Task to complete: Note how many lines contain "Février" and give that number, with nothing else.

Extracted data:
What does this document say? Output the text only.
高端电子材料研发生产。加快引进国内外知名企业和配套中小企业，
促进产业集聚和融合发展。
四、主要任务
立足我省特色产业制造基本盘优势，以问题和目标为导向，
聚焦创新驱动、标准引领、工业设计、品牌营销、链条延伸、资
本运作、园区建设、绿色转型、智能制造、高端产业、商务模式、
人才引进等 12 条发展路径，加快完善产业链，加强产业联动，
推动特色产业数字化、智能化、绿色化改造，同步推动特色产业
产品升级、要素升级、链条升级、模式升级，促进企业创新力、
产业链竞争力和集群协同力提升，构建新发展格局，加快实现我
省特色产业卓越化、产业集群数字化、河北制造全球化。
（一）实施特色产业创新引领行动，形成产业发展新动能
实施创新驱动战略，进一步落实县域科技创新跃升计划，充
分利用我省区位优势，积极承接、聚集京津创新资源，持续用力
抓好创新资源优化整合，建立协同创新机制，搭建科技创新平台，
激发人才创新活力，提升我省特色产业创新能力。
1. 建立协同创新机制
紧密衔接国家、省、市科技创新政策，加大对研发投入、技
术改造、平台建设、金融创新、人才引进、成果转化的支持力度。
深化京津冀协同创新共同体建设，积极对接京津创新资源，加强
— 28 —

---

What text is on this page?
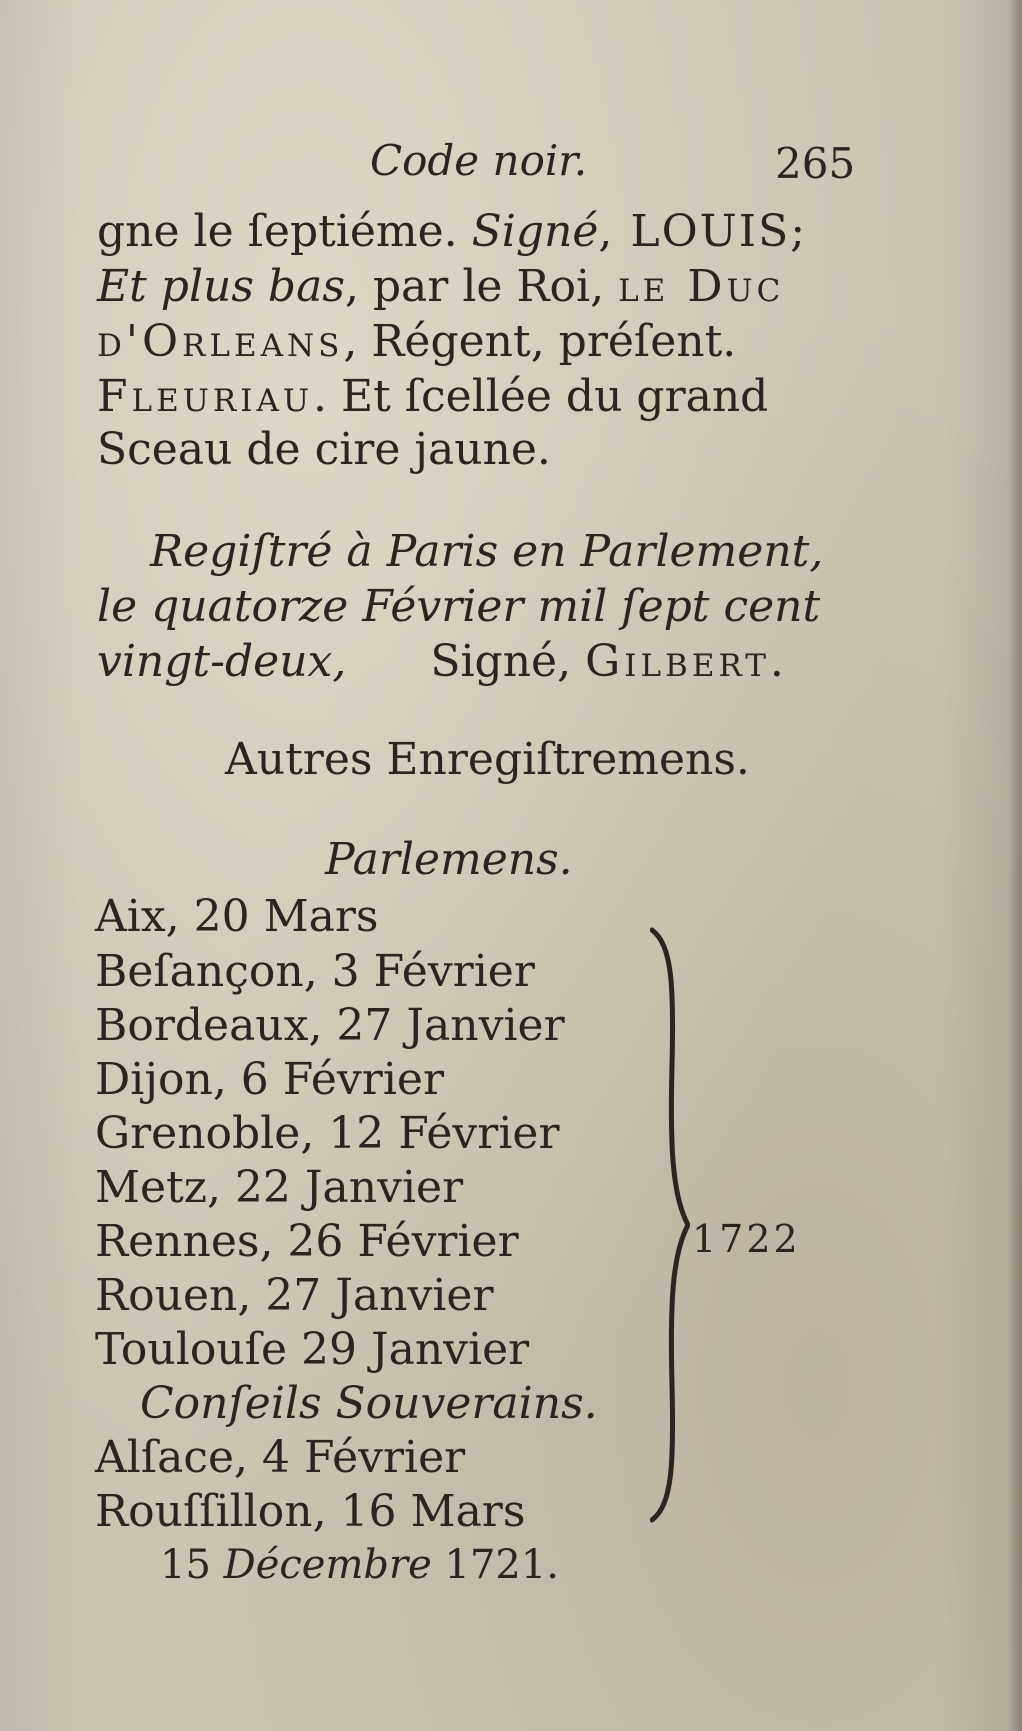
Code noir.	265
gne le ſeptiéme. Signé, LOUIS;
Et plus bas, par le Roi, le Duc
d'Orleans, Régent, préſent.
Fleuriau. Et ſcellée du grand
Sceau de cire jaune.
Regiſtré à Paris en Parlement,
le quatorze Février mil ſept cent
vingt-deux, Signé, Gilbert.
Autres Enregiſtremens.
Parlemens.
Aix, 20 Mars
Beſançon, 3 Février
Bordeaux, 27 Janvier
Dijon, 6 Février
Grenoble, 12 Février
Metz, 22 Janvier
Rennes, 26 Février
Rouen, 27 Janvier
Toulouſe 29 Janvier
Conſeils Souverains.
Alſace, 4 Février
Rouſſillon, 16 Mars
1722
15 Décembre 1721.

Answer below: 6